[Stored data]

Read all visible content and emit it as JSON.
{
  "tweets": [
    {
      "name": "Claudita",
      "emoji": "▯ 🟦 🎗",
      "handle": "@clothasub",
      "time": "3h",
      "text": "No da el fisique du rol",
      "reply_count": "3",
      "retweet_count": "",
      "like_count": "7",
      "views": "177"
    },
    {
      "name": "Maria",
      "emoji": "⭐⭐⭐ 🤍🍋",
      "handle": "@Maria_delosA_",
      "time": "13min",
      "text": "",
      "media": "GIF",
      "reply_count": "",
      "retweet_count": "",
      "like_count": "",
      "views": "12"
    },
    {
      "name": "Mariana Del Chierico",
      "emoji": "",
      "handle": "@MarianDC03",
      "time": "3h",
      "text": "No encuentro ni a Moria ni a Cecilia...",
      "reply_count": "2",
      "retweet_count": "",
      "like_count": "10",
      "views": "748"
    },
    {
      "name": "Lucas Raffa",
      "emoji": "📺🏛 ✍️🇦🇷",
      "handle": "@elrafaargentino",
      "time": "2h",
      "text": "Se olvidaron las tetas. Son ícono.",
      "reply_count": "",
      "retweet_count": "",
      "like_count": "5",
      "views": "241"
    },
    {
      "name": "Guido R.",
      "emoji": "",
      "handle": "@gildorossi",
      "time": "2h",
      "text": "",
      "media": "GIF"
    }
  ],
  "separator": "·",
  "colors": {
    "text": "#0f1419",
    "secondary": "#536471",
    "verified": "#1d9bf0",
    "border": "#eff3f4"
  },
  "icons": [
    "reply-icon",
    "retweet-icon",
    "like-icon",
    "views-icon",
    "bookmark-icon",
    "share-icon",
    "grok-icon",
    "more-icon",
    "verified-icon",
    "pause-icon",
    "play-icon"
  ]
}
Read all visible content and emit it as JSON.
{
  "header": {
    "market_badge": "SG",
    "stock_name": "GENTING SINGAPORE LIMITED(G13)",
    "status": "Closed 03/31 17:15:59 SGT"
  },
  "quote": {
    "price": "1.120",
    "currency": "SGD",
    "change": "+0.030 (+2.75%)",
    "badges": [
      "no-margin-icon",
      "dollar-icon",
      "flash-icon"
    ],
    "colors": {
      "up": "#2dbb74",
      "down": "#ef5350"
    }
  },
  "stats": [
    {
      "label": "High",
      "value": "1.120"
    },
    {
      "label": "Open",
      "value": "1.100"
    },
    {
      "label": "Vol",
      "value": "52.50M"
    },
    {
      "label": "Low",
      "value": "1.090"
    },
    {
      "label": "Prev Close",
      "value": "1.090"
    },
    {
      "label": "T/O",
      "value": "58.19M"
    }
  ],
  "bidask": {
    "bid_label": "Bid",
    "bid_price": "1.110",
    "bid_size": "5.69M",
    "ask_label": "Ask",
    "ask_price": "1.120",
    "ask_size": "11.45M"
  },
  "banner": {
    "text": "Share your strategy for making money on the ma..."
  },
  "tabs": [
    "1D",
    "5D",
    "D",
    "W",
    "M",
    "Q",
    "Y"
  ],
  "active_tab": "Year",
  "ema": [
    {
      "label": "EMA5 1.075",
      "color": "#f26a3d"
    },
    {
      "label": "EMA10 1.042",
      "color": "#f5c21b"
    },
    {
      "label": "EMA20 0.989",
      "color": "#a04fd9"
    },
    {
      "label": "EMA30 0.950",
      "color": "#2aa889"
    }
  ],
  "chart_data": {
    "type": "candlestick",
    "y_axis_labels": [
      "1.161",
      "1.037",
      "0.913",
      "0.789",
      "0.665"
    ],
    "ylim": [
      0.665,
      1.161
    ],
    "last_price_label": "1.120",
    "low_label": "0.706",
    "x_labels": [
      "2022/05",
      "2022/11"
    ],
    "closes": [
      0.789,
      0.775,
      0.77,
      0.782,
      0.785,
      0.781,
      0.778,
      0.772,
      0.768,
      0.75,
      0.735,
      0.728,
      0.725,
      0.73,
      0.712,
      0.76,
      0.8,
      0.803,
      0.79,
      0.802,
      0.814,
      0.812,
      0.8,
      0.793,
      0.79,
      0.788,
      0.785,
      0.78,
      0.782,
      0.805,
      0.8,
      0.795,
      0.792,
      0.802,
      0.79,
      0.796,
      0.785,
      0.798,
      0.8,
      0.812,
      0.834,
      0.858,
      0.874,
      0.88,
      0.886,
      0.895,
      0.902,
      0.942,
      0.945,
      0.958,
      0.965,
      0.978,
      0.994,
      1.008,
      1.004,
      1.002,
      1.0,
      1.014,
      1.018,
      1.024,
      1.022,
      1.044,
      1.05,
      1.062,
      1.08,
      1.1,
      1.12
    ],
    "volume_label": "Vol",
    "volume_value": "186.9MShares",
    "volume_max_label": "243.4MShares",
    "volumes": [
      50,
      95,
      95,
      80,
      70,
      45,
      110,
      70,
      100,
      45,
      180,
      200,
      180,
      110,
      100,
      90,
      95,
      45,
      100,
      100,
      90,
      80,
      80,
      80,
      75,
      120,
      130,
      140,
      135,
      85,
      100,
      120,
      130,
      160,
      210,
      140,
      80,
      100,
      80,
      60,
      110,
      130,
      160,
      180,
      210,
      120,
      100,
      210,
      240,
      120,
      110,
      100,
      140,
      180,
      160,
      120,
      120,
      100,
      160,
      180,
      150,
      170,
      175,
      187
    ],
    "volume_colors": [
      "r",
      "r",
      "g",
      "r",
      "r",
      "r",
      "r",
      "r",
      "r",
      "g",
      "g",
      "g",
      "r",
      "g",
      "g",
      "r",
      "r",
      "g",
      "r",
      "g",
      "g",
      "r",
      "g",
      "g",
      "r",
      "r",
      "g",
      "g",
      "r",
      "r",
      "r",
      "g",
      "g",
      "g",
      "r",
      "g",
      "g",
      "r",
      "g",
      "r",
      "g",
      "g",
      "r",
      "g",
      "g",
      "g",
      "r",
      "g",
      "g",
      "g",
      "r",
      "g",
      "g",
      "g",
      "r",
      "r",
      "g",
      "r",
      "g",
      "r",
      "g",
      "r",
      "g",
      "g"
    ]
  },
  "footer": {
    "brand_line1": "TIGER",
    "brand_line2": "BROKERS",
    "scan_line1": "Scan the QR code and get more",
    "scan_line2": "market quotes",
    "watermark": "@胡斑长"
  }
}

To do: Write out the entries above word for word.

Response below:
Read all visible content and emit it as JSON.
{
  "tweets": [
    {
      "name": "Claudita",
      "emoji": "▯ 🟦 🎗",
      "handle": "@clothasub",
      "time": "3h",
      "text": "No da el fisique du rol",
      "reply_count": "3",
      "retweet_count": "",
      "like_count": "7",
      "views": "177"
    },
    {
      "name": "Maria",
      "emoji": "⭐⭐⭐ 🤍🍋",
      "handle": "@Maria_delosA_",
      "time": "13min",
      "text": "",
      "media": "GIF",
      "reply_count": "",
      "retweet_count": "",
      "like_count": "",
      "views": "12"
    },
    {
      "name": "Mariana Del Chierico",
      "emoji": "",
      "handle": "@MarianDC03",
      "time": "3h",
      "text": "No encuentro ni a Moria ni a Cecilia...",
      "reply_count": "2",
      "retweet_count": "",
      "like_count": "10",
      "views": "748"
    },
    {
      "name": "Lucas Raffa",
      "emoji": "📺🏛 ✍️🇦🇷",
      "handle": "@elrafaargentino",
      "time": "2h",
      "text": "Se olvidaron las tetas. Son ícono.",
      "reply_count": "",
      "retweet_count": "",
      "like_count": "5",
      "views": "241"
    },
    {
      "name": "Guido R.",
      "emoji": "",
      "handle": "@gildorossi",
      "time": "2h",
      "text": "",
      "media": "GIF"
    }
  ],
  "separator": "·",
  "colors": {
    "text": "#0f1419",
    "secondary": "#536471",
    "verified": "#1d9bf0",
    "border": "#eff3f4"
  },
  "icons": [
    "reply-icon",
    "retweet-icon",
    "like-icon",
    "views-icon",
    "bookmark-icon",
    "share-icon",
    "grok-icon",
    "more-icon",
    "verified-icon",
    "pause-icon",
    "play-icon"
  ]
}
Read all visible content and emit it as JSON.
{
  "header": {
    "market_badge": "SG",
    "stock_name": "GENTING SINGAPORE LIMITED(G13)",
    "status": "Closed 03/31 17:15:59 SGT"
  },
  "quote": {
    "price": "1.120",
    "currency": "SGD",
    "change": "+0.030 (+2.75%)",
    "badges": [
      "no-margin-icon",
      "dollar-icon",
      "flash-icon"
    ],
    "colors": {
      "up": "#2dbb74",
      "down": "#ef5350"
    }
  },
  "stats": [
    {
      "label": "High",
      "value": "1.120"
    },
    {
      "label": "Open",
      "value": "1.100"
    },
    {
      "label": "Vol",
      "value": "52.50M"
    },
    {
      "label": "Low",
      "value": "1.090"
    },
    {
      "label": "Prev Close",
      "value": "1.090"
    },
    {
      "label": "T/O",
      "value": "58.19M"
    }
  ],
  "bidask": {
    "bid_label": "Bid",
    "bid_price": "1.110",
    "bid_size": "5.69M",
    "ask_label": "Ask",
    "ask_price": "1.120",
    "ask_size": "11.45M"
  },
  "banner": {
    "text": "Share your strategy for making money on the ma..."
  },
  "tabs": [
    "1D",
    "5D",
    "D",
    "W",
    "M",
    "Q",
    "Y"
  ],
  "active_tab": "Year",
  "ema": [
    {
      "label": "EMA5 1.075",
      "color": "#f26a3d"
    },
    {
      "label": "EMA10 1.042",
      "color": "#f5c21b"
    },
    {
      "label": "EMA20 0.989",
      "color": "#a04fd9"
    },
    {
      "label": "EMA30 0.950",
      "color": "#2aa889"
    }
  ],
  "chart_data": {
    "type": "candlestick",
    "y_axis_labels": [
      "1.161",
      "1.037",
      "0.913",
      "0.789",
      "0.665"
    ],
    "ylim": [
      0.665,
      1.161
    ],
    "last_price_label": "1.120",
    "low_label": "0.706",
    "x_labels": [
      "2022/05",
      "2022/11"
    ],
    "closes": [
      0.789,
      0.775,
      0.77,
      0.782,
      0.785,
      0.781,
      0.778,
      0.772,
      0.768,
      0.75,
      0.735,
      0.728,
      0.725,
      0.73,
      0.712,
      0.76,
      0.8,
      0.803,
      0.79,
      0.802,
      0.814,
      0.812,
      0.8,
      0.793,
      0.79,
      0.788,
      0.785,
      0.78,
      0.782,
      0.805,
      0.8,
      0.795,
      0.792,
      0.802,
      0.79,
      0.796,
      0.785,
      0.798,
      0.8,
      0.812,
      0.834,
      0.858,
      0.874,
      0.88,
      0.886,
      0.895,
      0.902,
      0.942,
      0.945,
      0.958,
      0.965,
      0.978,
      0.994,
      1.008,
      1.004,
      1.002,
      1.0,
      1.014,
      1.018,
      1.024,
      1.022,
      1.044,
      1.05,
      1.062,
      1.08,
      1.1,
      1.12
    ],
    "volume_label": "Vol",
    "volume_value": "186.9MShares",
    "volume_max_label": "243.4MShares",
    "volumes": [
      50,
      95,
      95,
      80,
      70,
      45,
      110,
      70,
      100,
      45,
      180,
      200,
      180,
      110,
      100,
      90,
      95,
      45,
      100,
      100,
      90,
      80,
      80,
      80,
      75,
      120,
      130,
      140,
      135,
      85,
      100,
      120,
      130,
      160,
      210,
      140,
      80,
      100,
      80,
      60,
      110,
      130,
      160,
      180,
      210,
      120,
      100,
      210,
      240,
      120,
      110,
      100,
      140,
      180,
      160,
      120,
      120,
      100,
      160,
      180,
      150,
      170,
      175,
      187
    ],
    "volume_colors": [
      "r",
      "r",
      "g",
      "r",
      "r",
      "r",
      "r",
      "r",
      "r",
      "g",
      "g",
      "g",
      "r",
      "g",
      "g",
      "r",
      "r",
      "g",
      "r",
      "g",
      "g",
      "r",
      "g",
      "g",
      "r",
      "r",
      "g",
      "g",
      "r",
      "r",
      "r",
      "g",
      "g",
      "g",
      "r",
      "g",
      "g",
      "r",
      "g",
      "r",
      "g",
      "g",
      "r",
      "g",
      "g",
      "g",
      "r",
      "g",
      "g",
      "g",
      "r",
      "g",
      "g",
      "g",
      "r",
      "r",
      "g",
      "r",
      "g",
      "r",
      "g",
      "r",
      "g",
      "g"
    ]
  },
  "footer": {
    "brand_line1": "TIGER",
    "brand_line2": "BROKERS",
    "scan_line1": "Scan the QR code and get more",
    "scan_line2": "market quotes",
    "watermark": "@胡斑长"
  }
}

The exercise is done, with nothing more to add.